=== To do ===
Reproduce all of the records exactly.

(Data listing)
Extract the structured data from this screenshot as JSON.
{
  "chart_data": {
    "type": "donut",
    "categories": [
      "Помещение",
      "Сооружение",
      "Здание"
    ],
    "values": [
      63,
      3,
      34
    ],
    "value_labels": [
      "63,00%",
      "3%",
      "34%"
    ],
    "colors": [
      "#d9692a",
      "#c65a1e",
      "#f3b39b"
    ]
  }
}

=== Solution for this task ===
Extract the structured data from this screenshot as JSON.
{
  "chart_data": {
    "type": "donut",
    "categories": [
      "Помещение",
      "Сооружение",
      "Здание"
    ],
    "values": [
      63,
      3,
      34
    ],
    "value_labels": [
      "63,00%",
      "3%",
      "34%"
    ],
    "colors": [
      "#d9692a",
      "#c65a1e",
      "#f3b39b"
    ]
  }
}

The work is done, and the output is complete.